▶ [Work to be completed]
Report how many lines contain "mant"; state the number and nothing else.

▶ [Material for the task]
####
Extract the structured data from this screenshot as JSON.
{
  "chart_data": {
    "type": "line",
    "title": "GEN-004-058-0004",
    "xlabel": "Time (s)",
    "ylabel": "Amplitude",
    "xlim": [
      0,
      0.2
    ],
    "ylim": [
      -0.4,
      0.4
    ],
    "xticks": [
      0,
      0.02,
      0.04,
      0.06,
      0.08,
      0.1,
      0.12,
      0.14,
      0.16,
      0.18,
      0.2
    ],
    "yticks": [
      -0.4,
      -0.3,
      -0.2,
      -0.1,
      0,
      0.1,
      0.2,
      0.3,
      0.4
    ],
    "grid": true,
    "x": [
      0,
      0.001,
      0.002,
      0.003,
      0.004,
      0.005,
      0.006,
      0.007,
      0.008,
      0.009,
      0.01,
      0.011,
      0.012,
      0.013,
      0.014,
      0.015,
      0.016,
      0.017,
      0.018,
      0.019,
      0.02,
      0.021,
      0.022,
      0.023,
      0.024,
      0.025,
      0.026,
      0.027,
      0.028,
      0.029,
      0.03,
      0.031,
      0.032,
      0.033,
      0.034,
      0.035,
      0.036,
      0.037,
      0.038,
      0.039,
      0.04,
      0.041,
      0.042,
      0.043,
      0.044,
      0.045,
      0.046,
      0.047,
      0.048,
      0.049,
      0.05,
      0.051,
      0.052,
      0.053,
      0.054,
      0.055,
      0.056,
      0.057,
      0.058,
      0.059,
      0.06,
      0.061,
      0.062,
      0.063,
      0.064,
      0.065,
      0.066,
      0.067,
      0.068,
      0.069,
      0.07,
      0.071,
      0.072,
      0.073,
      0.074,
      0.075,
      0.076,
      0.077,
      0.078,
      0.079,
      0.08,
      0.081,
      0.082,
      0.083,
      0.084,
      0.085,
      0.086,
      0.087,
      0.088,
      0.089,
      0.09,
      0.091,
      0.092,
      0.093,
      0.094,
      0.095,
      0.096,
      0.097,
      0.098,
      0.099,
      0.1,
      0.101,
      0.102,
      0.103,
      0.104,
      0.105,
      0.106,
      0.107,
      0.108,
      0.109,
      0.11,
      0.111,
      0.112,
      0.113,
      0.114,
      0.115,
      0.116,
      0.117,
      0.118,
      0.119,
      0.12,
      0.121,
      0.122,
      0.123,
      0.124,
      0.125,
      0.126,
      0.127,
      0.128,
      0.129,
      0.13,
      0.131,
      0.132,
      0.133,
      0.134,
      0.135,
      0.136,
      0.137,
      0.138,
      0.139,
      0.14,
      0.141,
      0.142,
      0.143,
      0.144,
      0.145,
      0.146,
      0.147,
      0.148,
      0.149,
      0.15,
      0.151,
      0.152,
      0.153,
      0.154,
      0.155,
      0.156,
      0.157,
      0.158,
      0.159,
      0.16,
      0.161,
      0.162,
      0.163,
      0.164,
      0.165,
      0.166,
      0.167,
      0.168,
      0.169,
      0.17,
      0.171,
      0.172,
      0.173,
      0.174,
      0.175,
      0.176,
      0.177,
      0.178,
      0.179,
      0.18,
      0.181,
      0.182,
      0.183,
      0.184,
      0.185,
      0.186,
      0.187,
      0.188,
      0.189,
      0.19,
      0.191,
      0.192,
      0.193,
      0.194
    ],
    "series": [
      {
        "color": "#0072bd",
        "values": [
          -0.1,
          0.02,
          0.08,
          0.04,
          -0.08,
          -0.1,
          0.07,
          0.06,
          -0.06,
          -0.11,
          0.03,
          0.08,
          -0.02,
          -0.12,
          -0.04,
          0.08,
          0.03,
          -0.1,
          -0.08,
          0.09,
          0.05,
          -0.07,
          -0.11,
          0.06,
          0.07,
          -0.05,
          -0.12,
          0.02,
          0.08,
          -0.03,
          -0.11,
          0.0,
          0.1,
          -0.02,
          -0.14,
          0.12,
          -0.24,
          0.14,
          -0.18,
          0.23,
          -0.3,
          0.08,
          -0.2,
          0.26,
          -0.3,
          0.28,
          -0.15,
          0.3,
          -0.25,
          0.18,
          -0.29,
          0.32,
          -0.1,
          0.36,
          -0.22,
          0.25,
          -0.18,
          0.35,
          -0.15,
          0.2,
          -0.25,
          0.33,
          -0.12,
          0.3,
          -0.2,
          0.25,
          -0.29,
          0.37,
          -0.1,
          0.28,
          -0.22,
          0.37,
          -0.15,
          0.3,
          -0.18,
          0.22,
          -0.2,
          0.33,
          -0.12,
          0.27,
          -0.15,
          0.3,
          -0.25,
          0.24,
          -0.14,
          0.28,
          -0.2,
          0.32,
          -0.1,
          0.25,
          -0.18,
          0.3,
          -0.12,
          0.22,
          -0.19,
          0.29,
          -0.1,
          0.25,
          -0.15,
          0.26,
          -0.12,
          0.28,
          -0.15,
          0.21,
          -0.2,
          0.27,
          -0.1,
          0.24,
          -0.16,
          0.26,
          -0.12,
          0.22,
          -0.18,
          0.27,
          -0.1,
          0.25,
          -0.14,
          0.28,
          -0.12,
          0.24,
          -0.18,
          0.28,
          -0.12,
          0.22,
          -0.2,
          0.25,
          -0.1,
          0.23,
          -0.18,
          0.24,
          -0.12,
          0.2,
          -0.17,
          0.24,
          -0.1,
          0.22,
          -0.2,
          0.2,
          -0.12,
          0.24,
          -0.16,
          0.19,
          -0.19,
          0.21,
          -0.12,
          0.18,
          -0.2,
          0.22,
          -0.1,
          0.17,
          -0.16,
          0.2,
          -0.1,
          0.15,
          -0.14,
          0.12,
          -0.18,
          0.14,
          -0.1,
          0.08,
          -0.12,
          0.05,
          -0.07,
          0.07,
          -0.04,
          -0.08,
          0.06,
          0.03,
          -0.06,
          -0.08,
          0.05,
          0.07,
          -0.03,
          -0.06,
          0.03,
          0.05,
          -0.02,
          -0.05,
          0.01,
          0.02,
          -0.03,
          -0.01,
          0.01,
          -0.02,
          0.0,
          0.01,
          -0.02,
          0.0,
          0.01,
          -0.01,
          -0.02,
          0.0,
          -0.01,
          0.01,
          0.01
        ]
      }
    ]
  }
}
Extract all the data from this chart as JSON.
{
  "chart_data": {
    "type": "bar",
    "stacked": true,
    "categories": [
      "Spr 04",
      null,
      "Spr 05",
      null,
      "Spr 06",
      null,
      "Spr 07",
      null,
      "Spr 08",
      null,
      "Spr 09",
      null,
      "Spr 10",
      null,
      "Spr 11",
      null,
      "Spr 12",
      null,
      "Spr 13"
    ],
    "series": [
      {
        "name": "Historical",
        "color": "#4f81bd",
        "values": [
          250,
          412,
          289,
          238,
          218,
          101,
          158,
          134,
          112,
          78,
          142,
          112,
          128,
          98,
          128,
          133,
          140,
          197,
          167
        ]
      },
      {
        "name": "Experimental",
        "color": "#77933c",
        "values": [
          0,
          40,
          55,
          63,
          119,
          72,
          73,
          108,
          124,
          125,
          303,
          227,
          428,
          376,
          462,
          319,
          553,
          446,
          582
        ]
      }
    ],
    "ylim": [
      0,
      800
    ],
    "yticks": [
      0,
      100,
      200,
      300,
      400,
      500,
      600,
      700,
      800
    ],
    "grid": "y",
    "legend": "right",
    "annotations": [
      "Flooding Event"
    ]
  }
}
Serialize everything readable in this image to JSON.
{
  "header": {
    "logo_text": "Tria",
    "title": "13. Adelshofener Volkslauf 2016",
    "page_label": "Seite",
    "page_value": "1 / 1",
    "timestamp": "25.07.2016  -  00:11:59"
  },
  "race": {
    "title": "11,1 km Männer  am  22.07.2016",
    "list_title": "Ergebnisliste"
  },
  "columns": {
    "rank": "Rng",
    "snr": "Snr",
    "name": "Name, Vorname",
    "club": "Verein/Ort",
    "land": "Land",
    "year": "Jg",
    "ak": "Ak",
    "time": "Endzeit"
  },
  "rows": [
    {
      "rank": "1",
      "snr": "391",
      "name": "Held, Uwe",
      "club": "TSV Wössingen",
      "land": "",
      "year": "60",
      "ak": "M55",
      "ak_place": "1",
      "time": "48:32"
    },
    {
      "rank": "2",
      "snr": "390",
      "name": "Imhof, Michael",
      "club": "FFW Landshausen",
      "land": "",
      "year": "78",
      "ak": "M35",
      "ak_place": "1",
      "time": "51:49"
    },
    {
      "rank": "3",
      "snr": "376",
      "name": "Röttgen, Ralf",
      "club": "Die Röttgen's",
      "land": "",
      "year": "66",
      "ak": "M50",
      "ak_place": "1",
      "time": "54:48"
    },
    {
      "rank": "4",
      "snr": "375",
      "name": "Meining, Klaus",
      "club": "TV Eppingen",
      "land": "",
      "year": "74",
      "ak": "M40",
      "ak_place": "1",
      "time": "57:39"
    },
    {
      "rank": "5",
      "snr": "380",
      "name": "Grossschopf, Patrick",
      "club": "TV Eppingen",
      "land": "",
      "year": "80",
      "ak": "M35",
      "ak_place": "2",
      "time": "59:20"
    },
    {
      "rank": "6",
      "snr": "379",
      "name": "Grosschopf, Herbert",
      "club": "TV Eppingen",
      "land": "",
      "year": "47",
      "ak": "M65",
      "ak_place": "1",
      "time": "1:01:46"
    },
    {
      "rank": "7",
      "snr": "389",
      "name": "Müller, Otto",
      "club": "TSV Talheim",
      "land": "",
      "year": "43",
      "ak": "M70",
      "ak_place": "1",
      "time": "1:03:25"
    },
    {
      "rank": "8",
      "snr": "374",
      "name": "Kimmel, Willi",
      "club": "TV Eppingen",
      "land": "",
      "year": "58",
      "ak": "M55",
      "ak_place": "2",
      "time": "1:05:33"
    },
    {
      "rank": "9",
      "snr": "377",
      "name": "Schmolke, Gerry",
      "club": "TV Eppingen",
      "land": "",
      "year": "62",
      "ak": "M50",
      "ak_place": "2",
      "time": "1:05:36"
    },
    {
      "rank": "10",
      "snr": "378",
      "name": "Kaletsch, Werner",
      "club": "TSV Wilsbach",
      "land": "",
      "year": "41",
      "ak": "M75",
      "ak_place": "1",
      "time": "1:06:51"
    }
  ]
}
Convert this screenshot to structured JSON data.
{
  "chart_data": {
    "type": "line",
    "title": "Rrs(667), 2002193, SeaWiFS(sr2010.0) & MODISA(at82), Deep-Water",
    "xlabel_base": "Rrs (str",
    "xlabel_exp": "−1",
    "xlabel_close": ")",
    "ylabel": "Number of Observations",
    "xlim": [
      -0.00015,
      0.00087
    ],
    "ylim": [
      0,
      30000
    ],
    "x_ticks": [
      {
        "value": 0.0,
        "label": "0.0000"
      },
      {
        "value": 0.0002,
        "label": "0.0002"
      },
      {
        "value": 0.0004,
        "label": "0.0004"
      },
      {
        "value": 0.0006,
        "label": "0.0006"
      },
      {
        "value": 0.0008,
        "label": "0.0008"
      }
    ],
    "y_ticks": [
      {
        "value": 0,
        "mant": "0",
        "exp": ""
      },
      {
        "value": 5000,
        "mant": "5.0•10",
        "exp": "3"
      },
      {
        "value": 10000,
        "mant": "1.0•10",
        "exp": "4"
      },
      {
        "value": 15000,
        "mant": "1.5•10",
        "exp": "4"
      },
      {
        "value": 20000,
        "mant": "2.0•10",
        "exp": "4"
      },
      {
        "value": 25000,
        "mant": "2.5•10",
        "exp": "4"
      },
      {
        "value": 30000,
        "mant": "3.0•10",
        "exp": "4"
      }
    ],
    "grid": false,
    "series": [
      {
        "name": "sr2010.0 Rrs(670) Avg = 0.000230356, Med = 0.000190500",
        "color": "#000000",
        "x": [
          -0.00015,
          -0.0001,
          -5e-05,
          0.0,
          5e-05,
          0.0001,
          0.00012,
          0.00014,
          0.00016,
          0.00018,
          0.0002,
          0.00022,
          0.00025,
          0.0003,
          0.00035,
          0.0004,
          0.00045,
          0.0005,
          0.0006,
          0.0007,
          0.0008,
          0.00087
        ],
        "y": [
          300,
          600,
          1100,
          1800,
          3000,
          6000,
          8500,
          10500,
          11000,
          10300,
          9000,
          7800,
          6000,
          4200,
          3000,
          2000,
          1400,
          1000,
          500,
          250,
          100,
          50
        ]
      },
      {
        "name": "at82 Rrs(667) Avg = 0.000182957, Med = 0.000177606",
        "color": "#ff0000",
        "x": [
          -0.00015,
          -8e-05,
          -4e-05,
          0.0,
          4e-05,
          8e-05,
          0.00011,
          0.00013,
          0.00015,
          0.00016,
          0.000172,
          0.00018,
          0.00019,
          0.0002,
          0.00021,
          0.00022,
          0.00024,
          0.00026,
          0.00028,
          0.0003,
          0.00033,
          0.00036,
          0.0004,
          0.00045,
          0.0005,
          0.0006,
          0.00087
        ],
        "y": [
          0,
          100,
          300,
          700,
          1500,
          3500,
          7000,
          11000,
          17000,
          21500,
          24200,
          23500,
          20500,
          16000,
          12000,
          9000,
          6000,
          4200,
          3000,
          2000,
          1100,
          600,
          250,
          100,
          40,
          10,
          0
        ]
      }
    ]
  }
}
####
▶ [Written response]
7